Repeat exactly, and only, the lines from the one containing "Convert this document image to plain text." through the end of the records.

Some records
--- BEGIN ---

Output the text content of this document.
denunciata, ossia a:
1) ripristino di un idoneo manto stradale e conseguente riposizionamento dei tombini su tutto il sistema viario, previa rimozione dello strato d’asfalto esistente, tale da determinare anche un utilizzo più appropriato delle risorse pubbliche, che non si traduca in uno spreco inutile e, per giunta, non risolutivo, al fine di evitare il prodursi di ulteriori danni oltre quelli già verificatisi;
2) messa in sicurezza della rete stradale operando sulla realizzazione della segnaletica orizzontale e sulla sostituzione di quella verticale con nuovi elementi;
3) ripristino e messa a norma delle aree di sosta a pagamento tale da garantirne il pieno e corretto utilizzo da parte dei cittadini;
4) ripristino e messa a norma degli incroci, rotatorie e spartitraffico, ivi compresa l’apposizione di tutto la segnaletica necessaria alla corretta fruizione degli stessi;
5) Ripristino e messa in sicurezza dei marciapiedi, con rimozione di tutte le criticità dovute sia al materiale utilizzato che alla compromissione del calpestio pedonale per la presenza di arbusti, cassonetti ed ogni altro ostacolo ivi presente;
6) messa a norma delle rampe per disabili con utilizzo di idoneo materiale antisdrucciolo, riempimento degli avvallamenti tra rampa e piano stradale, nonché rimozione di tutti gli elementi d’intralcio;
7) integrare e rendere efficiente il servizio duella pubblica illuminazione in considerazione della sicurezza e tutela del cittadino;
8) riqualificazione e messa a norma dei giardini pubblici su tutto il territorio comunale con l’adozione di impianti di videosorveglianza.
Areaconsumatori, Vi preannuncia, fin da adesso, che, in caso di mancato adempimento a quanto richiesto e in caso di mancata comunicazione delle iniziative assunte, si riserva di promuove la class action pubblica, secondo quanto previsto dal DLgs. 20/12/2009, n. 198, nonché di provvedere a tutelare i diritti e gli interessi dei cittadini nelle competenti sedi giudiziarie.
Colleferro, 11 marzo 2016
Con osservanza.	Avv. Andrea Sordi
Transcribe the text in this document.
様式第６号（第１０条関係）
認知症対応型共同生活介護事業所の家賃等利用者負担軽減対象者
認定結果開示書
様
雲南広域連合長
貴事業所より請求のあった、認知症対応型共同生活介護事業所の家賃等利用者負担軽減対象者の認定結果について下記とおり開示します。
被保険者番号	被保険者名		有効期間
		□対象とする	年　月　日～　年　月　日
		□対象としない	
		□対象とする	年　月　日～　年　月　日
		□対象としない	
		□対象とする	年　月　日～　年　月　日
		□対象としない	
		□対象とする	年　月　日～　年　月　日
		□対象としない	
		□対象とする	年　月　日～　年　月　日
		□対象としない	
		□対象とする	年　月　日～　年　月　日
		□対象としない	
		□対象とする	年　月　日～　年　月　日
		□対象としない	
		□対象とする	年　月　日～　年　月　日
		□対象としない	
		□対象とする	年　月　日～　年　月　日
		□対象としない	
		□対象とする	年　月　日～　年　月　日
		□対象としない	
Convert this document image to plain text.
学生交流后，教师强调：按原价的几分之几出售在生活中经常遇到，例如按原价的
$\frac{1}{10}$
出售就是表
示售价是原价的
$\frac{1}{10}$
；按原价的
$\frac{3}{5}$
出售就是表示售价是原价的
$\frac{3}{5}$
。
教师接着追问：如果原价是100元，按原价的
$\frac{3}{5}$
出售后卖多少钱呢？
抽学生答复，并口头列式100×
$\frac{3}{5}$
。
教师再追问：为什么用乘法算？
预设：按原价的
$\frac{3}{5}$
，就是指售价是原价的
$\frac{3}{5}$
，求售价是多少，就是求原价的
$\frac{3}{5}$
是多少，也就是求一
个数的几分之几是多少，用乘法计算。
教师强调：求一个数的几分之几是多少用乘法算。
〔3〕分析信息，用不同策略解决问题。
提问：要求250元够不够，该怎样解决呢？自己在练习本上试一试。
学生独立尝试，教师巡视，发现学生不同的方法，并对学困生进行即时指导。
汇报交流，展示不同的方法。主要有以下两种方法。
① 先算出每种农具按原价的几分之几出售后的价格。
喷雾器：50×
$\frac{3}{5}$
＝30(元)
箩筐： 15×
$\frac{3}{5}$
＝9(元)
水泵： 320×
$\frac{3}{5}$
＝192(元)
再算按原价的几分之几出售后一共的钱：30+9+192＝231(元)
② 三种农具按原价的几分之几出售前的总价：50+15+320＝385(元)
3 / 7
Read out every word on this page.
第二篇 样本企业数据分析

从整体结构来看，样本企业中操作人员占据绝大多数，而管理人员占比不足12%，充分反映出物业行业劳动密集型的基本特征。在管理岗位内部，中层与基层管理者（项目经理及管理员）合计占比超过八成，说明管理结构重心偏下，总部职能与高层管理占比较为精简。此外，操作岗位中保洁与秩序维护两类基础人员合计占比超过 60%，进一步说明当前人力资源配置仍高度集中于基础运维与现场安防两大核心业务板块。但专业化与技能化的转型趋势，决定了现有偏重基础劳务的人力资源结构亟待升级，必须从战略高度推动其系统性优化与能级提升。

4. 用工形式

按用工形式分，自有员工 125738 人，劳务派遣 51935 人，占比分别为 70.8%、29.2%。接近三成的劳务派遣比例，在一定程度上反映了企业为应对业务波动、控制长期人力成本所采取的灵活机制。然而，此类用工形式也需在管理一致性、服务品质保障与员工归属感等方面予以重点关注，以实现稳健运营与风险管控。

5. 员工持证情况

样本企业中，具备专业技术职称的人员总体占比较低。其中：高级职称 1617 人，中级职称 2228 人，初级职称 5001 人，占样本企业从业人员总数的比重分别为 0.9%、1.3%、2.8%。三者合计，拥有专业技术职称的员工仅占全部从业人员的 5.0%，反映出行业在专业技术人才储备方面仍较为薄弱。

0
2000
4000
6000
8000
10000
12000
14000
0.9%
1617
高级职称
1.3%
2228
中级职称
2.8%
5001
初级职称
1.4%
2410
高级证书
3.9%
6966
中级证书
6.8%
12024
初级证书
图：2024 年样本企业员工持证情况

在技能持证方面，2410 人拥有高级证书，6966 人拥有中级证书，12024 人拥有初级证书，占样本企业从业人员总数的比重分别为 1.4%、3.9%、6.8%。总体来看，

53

--- END ---

- _Exercise output_
Convert this document image to plain text.
学生交流后，教师强调：按原价的几分之几出售在生活中经常遇到，例如按原价的
$\frac{1}{10}$
出售就是表
示售价是原价的
$\frac{1}{10}$
；按原价的
$\frac{3}{5}$
出售就是表示售价是原价的
$\frac{3}{5}$
。
教师接着追问：如果原价是100元，按原价的
$\frac{3}{5}$
出售后卖多少钱呢？
抽学生答复，并口头列式100×
$\frac{3}{5}$
。
教师再追问：为什么用乘法算？
预设：按原价的
$\frac{3}{5}$
，就是指售价是原价的
$\frac{3}{5}$
，求售价是多少，就是求原价的
$\frac{3}{5}$
是多少，也就是求一
个数的几分之几是多少，用乘法计算。
教师强调：求一个数的几分之几是多少用乘法算。
〔3〕分析信息，用不同策略解决问题。
提问：要求250元够不够，该怎样解决呢？自己在练习本上试一试。
学生独立尝试，教师巡视，发现学生不同的方法，并对学困生进行即时指导。
汇报交流，展示不同的方法。主要有以下两种方法。
① 先算出每种农具按原价的几分之几出售后的价格。
喷雾器：50×
$\frac{3}{5}$
＝30(元)
箩筐： 15×
$\frac{3}{5}$
＝9(元)
水泵： 320×
$\frac{3}{5}$
＝192(元)
再算按原价的几分之几出售后一共的钱：30+9+192＝231(元)
② 三种农具按原价的几分之几出售前的总价：50+15+320＝385(元)
3 / 7
Read out every word on this page.
第二篇 样本企业数据分析

从整体结构来看，样本企业中操作人员占据绝大多数，而管理人员占比不足12%，充分反映出物业行业劳动密集型的基本特征。在管理岗位内部，中层与基层管理者（项目经理及管理员）合计占比超过八成，说明管理结构重心偏下，总部职能与高层管理占比较为精简。此外，操作岗位中保洁与秩序维护两类基础人员合计占比超过 60%，进一步说明当前人力资源配置仍高度集中于基础运维与现场安防两大核心业务板块。但专业化与技能化的转型趋势，决定了现有偏重基础劳务的人力资源结构亟待升级，必须从战略高度推动其系统性优化与能级提升。

4. 用工形式

按用工形式分，自有员工 125738 人，劳务派遣 51935 人，占比分别为 70.8%、29.2%。接近三成的劳务派遣比例，在一定程度上反映了企业为应对业务波动、控制长期人力成本所采取的灵活机制。然而，此类用工形式也需在管理一致性、服务品质保障与员工归属感等方面予以重点关注，以实现稳健运营与风险管控。

5. 员工持证情况

样本企业中，具备专业技术职称的人员总体占比较低。其中：高级职称 1617 人，中级职称 2228 人，初级职称 5001 人，占样本企业从业人员总数的比重分别为 0.9%、1.3%、2.8%。三者合计，拥有专业技术职称的员工仅占全部从业人员的 5.0%，反映出行业在专业技术人才储备方面仍较为薄弱。

0
2000
4000
6000
8000
10000
12000
14000
0.9%
1617
高级职称
1.3%
2228
中级职称
2.8%
5001
初级职称
1.4%
2410
高级证书
3.9%
6966
中级证书
6.8%
12024
初级证书
图：2024 年样本企业员工持证情况

在技能持证方面，2410 人拥有高级证书，6966 人拥有中级证书，12024 人拥有初级证书，占样本企业从业人员总数的比重分别为 1.4%、3.9%、6.8%。总体来看，

53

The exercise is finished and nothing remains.